**Data records:**

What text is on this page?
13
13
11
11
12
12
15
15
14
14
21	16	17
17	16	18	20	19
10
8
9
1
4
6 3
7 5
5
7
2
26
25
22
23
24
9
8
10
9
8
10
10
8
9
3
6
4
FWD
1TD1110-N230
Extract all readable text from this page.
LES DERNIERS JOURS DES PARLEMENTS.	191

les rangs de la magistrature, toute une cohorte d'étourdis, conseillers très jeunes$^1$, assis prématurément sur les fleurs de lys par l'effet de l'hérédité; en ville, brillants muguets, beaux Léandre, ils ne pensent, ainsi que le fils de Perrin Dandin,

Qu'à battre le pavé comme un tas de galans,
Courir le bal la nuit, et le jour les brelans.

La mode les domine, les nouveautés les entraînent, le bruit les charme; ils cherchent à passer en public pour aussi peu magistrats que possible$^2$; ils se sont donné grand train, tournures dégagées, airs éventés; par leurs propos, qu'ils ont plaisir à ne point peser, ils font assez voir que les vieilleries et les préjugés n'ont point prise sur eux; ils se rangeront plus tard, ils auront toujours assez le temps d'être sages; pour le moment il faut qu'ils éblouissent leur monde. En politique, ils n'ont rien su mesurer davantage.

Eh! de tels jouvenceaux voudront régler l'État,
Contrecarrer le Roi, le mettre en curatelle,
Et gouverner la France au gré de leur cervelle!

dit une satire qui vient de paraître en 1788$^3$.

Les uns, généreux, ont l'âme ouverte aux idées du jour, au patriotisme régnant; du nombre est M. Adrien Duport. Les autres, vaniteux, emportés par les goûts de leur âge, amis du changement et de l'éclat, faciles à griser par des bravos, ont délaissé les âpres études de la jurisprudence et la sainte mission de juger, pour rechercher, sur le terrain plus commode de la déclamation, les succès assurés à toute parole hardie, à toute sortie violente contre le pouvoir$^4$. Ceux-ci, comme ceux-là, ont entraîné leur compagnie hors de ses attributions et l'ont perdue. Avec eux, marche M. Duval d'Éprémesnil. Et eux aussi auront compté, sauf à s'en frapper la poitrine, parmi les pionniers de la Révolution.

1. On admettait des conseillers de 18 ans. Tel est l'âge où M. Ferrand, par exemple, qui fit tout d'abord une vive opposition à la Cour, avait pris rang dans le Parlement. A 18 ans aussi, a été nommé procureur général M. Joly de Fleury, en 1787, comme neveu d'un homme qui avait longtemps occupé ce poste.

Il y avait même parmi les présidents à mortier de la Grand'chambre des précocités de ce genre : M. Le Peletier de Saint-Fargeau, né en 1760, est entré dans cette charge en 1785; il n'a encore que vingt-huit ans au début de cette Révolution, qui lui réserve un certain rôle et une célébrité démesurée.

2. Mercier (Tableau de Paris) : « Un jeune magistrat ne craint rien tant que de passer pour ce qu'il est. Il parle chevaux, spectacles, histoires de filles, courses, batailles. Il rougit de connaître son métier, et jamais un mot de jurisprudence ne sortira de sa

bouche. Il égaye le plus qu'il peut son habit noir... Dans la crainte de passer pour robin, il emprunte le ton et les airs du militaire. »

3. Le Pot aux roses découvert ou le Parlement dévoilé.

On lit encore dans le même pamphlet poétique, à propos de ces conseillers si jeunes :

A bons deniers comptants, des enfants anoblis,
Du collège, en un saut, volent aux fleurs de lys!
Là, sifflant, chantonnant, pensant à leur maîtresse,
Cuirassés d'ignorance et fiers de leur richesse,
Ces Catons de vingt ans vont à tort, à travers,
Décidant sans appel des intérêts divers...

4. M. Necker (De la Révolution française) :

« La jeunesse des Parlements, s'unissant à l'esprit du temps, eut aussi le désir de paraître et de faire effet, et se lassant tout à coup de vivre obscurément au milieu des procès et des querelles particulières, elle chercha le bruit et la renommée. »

**Exercise brief:** Give the entries again in full, exactly as they are written.

**Solved exercise:**
What text is on this page?
13
13
11
11
12
12
15
15
14
14
21	16	17
17	16	18	20	19
10
8
9
1
4
6 3
7 5
5
7
2
26
25
22
23
24
9
8
10
9
8
10
10
8
9
3
6
4
FWD
1TD1110-N230
Extract all readable text from this page.
LES DERNIERS JOURS DES PARLEMENTS.	191

les rangs de la magistrature, toute une cohorte d'étourdis, conseillers très jeunes$^1$, assis prématurément sur les fleurs de lys par l'effet de l'hérédité; en ville, brillants muguets, beaux Léandre, ils ne pensent, ainsi que le fils de Perrin Dandin,

Qu'à battre le pavé comme un tas de galans,
Courir le bal la nuit, et le jour les brelans.

La mode les domine, les nouveautés les entraînent, le bruit les charme; ils cherchent à passer en public pour aussi peu magistrats que possible$^2$; ils se sont donné grand train, tournures dégagées, airs éventés; par leurs propos, qu'ils ont plaisir à ne point peser, ils font assez voir que les vieilleries et les préjugés n'ont point prise sur eux; ils se rangeront plus tard, ils auront toujours assez le temps d'être sages; pour le moment il faut qu'ils éblouissent leur monde. En politique, ils n'ont rien su mesurer davantage.

Eh! de tels jouvenceaux voudront régler l'État,
Contrecarrer le Roi, le mettre en curatelle,
Et gouverner la France au gré de leur cervelle!

dit une satire qui vient de paraître en 1788$^3$.

Les uns, généreux, ont l'âme ouverte aux idées du jour, au patriotisme régnant; du nombre est M. Adrien Duport. Les autres, vaniteux, emportés par les goûts de leur âge, amis du changement et de l'éclat, faciles à griser par des bravos, ont délaissé les âpres études de la jurisprudence et la sainte mission de juger, pour rechercher, sur le terrain plus commode de la déclamation, les succès assurés à toute parole hardie, à toute sortie violente contre le pouvoir$^4$. Ceux-ci, comme ceux-là, ont entraîné leur compagnie hors de ses attributions et l'ont perdue. Avec eux, marche M. Duval d'Éprémesnil. Et eux aussi auront compté, sauf à s'en frapper la poitrine, parmi les pionniers de la Révolution.

1. On admettait des conseillers de 18 ans. Tel est l'âge où M. Ferrand, par exemple, qui fit tout d'abord une vive opposition à la Cour, avait pris rang dans le Parlement. A 18 ans aussi, a été nommé procureur général M. Joly de Fleury, en 1787, comme neveu d'un homme qui avait longtemps occupé ce poste.

Il y avait même parmi les présidents à mortier de la Grand'chambre des précocités de ce genre : M. Le Peletier de Saint-Fargeau, né en 1760, est entré dans cette charge en 1785; il n'a encore que vingt-huit ans au début de cette Révolution, qui lui réserve un certain rôle et une célébrité démesurée.

2. Mercier (Tableau de Paris) : « Un jeune magistrat ne craint rien tant que de passer pour ce qu'il est. Il parle chevaux, spectacles, histoires de filles, courses, batailles. Il rougit de connaître son métier, et jamais un mot de jurisprudence ne sortira de sa

bouche. Il égaye le plus qu'il peut son habit noir... Dans la crainte de passer pour robin, il emprunte le ton et les airs du militaire. »

3. Le Pot aux roses découvert ou le Parlement dévoilé.

On lit encore dans le même pamphlet poétique, à propos de ces conseillers si jeunes :

A bons deniers comptants, des enfants anoblis,
Du collège, en un saut, volent aux fleurs de lys!
Là, sifflant, chantonnant, pensant à leur maîtresse,
Cuirassés d'ignorance et fiers de leur richesse,
Ces Catons de vingt ans vont à tort, à travers,
Décidant sans appel des intérêts divers...

4. M. Necker (De la Révolution française) :

« La jeunesse des Parlements, s'unissant à l'esprit du temps, eut aussi le désir de paraître et de faire effet, et se lassant tout à coup de vivre obscurément au milieu des procès et des querelles particulières, elle chercha le bruit et la renommée. »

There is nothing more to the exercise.